Reproduce every entry that follows word for word, but omit the images.
<<<<
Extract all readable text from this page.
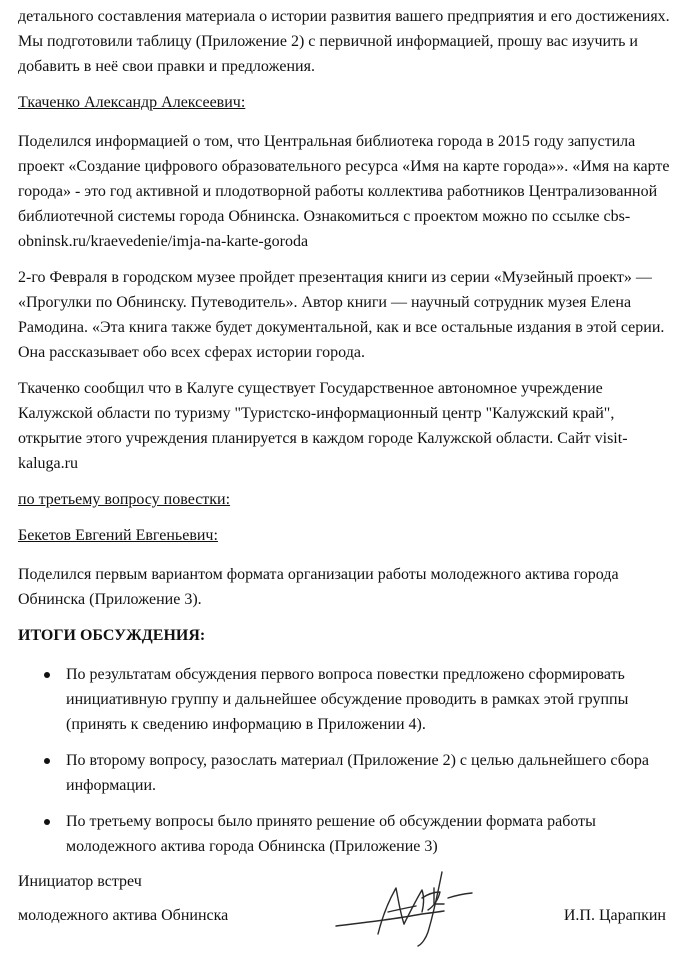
детального составления материала о истории развития вашего предприятия и его достижениях. Мы подготовили таблицу (Приложение 2) с первичной информацией, прошу вас изучить и добавить в неё свои правки и предложения.

Ткаченко Александр Алексеевич:

Поделился информацией о том, что Центральная библиотека города в 2015 году запустила проект «Создание цифрового образовательного ресурса «Имя на карте города»». «Имя на карте города» - это год активной и плодотворной работы коллектива работников Централизованной библиотечной системы города Обнинска. Ознакомиться с проектом можно по ссылке cbs-obninsk.ru/kraevedenie/imja-na-karte-goroda

2-го Февраля в городском музее пройдет презентация книги из серии «Музейный проект» — «Прогулки по Обнинску. Путеводитель». Автор книги — научный сотрудник музея Елена Рамодина. «Эта книга также будет документальной, как и все остальные издания в этой серии. Она рассказывает обо всех сферах истории города.

Ткаченко сообщил что в Калуге существует Государственное автономное учреждение Калужской области по туризму "Туристско-информационный центр "Калужский край", открытие этого учреждения планируется в каждом городе Калужской области. Сайт visit-kaluga.ru

по третьему вопросу повестки:

Бекетов Евгений Евгеньевич:

Поделился первым вариантом формата организации работы молодежного актива города Обнинска (Приложение 3).

ИТОГИ ОБСУЖДЕНИЯ:
По результатам обсуждения первого вопроса повестки предложено сформировать инициативную группу и дальнейшее обсуждение проводить в рамках этой группы (принять к сведению информацию в Приложении 4).
По второму вопросу, разослать материал (Приложение 2) с целью дальнейшего сбора информации.
По третьему вопросы было принято решение об обсуждении формата работы молодежного актива города Обнинска (Приложение 3)
Инициатор встреч
молодежного актива Обнинска	И.П. Царапкин
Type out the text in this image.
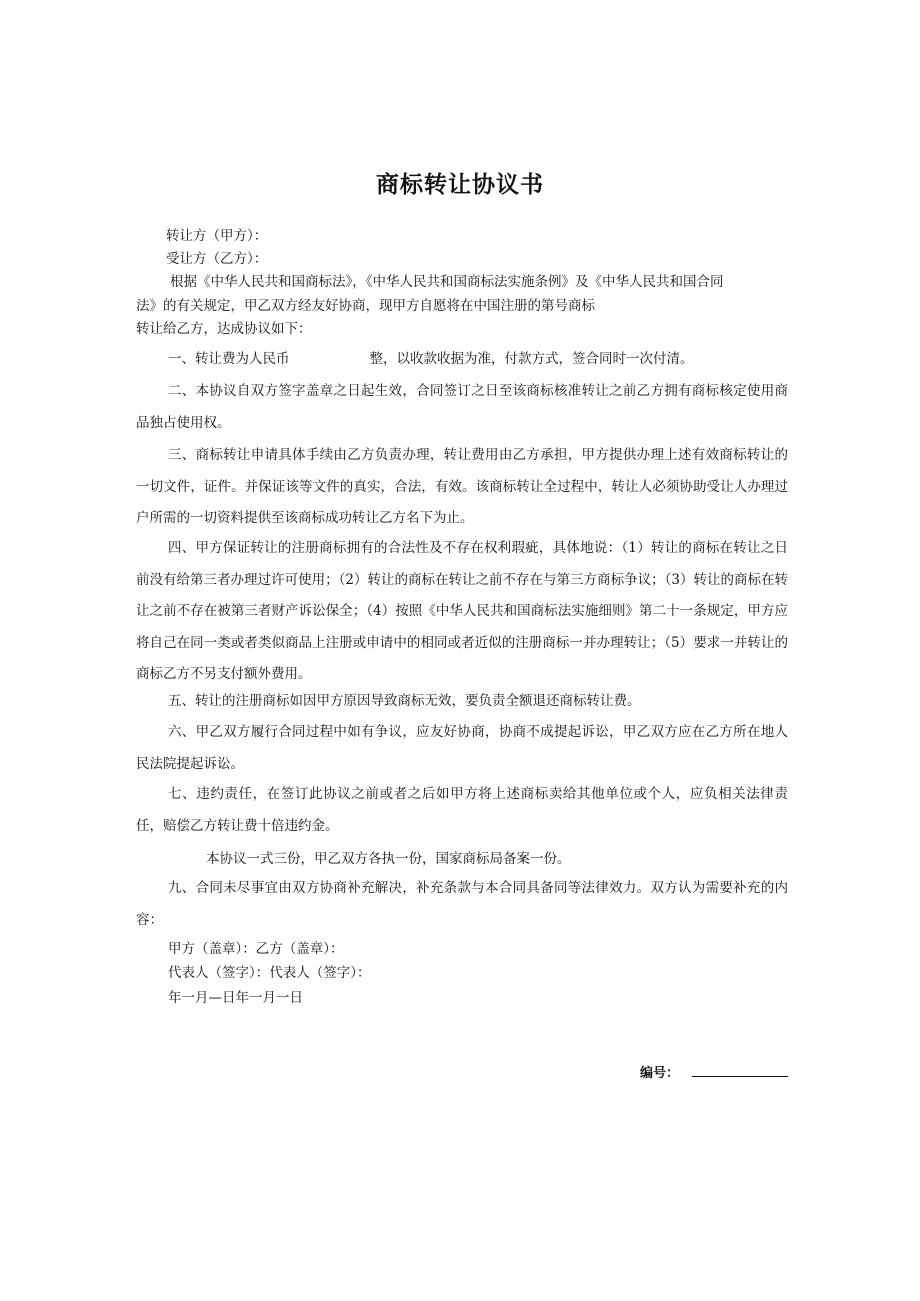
商标转让协议书
转让方（甲方）：
受让方（乙方）：
根据《中华人民共和国商标法》，《中华人民共和国商标法实施条例》及《中华人民共和国合同
法》的有关规定，甲乙双方经友好协商，现甲方自愿将在中国注册的第号商标
转让给乙方，达成协议如下：
一、转让费为人民币	整，以收款收据为准，付款方式，签合同时一次付清。
二、本协议自双方签字盖章之日起生效，合同签订之日至该商标核准转让之前乙方拥有商标核定使用商品独占使用权。
三、商标转让申请具体手续由乙方负责办理，转让费用由乙方承担，甲方提供办理上述有效商标转让的一切文件，证件。并保证该等文件的真实，合法，有效。该商标转让全过程中，转让人必须协助受让人办理过户所需的一切资料提供至该商标成功转让乙方名下为止。
四、甲方保证转让的注册商标拥有的合法性及不存在权利瑕疵，具体地说：（1）转让的商标在转让之日前没有给第三者办理过许可使用；（2）转让的商标在转让之前不存在与第三方商标争议；（3）转让的商标在转让之前不存在被第三者财产诉讼保全；（4）按照《中华人民共和国商标法实施细则》第二十一条规定，甲方应将自己在同一类或者类似商品上注册或申请中的相同或者近似的注册商标一并办理转让；（5）要求一并转让的商标乙方不另支付额外费用。
五、转让的注册商标如因甲方原因导致商标无效，要负责全额退还商标转让费。
六、甲乙双方履行合同过程中如有争议，应友好协商，协商不成提起诉讼，甲乙双方应在乙方所在地人民法院提起诉讼。
七、违约责任，在签订此协议之前或者之后如甲方将上述商标卖给其他单位或个人，应负相关法律责任，赔偿乙方转让费十倍违约金。
本协议一式三份，甲乙双方各执一份，国家商标局备案一份。
九、合同未尽事宜由双方协商补充解决，补充条款与本合同具备同等法律效力。双方认为需要补充的内容：
甲方（盖章）：乙方（盖章）：
代表人（签字）：代表人（签字）：
年一月—日年一月一日
编号：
>>>>
Solved problem ▸
Extract all readable text from this page.
детального составления материала о истории развития вашего предприятия и его достижениях. Мы подготовили таблицу (Приложение 2) с первичной информацией, прошу вас изучить и добавить в неё свои правки и предложения.

Ткаченко Александр Алексеевич:

Поделился информацией о том, что Центральная библиотека города в 2015 году запустила проект «Создание цифрового образовательного ресурса «Имя на карте города»». «Имя на карте города» - это год активной и плодотворной работы коллектива работников Централизованной библиотечной системы города Обнинска. Ознакомиться с проектом можно по ссылке cbs-obninsk.ru/kraevedenie/imja-na-karte-goroda

2-го Февраля в городском музее пройдет презентация книги из серии «Музейный проект» — «Прогулки по Обнинску. Путеводитель». Автор книги — научный сотрудник музея Елена Рамодина. «Эта книга также будет документальной, как и все остальные издания в этой серии. Она рассказывает обо всех сферах истории города.

Ткаченко сообщил что в Калуге существует Государственное автономное учреждение Калужской области по туризму "Туристско-информационный центр "Калужский край", открытие этого учреждения планируется в каждом городе Калужской области. Сайт visit-kaluga.ru

по третьему вопросу повестки:

Бекетов Евгений Евгеньевич:

Поделился первым вариантом формата организации работы молодежного актива города Обнинска (Приложение 3).

ИТОГИ ОБСУЖДЕНИЯ:
По результатам обсуждения первого вопроса повестки предложено сформировать инициативную группу и дальнейшее обсуждение проводить в рамках этой группы (принять к сведению информацию в Приложении 4).
По второму вопросу, разослать материал (Приложение 2) с целью дальнейшего сбора информации.
По третьему вопросы было принято решение об обсуждении формата работы молодежного актива города Обнинска (Приложение 3)
Инициатор встреч
молодежного актива Обнинска	И.П. Царапкин
Type out the text in this image.
商标转让协议书
转让方（甲方）：
受让方（乙方）：
根据《中华人民共和国商标法》，《中华人民共和国商标法实施条例》及《中华人民共和国合同
法》的有关规定，甲乙双方经友好协商，现甲方自愿将在中国注册的第号商标
转让给乙方，达成协议如下：
一、转让费为人民币	整，以收款收据为准，付款方式，签合同时一次付清。
二、本协议自双方签字盖章之日起生效，合同签订之日至该商标核准转让之前乙方拥有商标核定使用商品独占使用权。
三、商标转让申请具体手续由乙方负责办理，转让费用由乙方承担，甲方提供办理上述有效商标转让的一切文件，证件。并保证该等文件的真实，合法，有效。该商标转让全过程中，转让人必须协助受让人办理过户所需的一切资料提供至该商标成功转让乙方名下为止。
四、甲方保证转让的注册商标拥有的合法性及不存在权利瑕疵，具体地说：（1）转让的商标在转让之日前没有给第三者办理过许可使用；（2）转让的商标在转让之前不存在与第三方商标争议；（3）转让的商标在转让之前不存在被第三者财产诉讼保全；（4）按照《中华人民共和国商标法实施细则》第二十一条规定，甲方应将自己在同一类或者类似商品上注册或申请中的相同或者近似的注册商标一并办理转让；（5）要求一并转让的商标乙方不另支付额外费用。
五、转让的注册商标如因甲方原因导致商标无效，要负责全额退还商标转让费。
六、甲乙双方履行合同过程中如有争议，应友好协商，协商不成提起诉讼，甲乙双方应在乙方所在地人民法院提起诉讼。
七、违约责任，在签订此协议之前或者之后如甲方将上述商标卖给其他单位或个人，应负相关法律责任，赔偿乙方转让费十倍违约金。
本协议一式三份，甲乙双方各执一份，国家商标局备案一份。
九、合同未尽事宜由双方协商补充解决，补充条款与本合同具备同等法律效力。双方认为需要补充的内容：
甲方（盖章）：乙方（盖章）：
代表人（签字）：代表人（签字）：
年一月—日年一月一日
编号：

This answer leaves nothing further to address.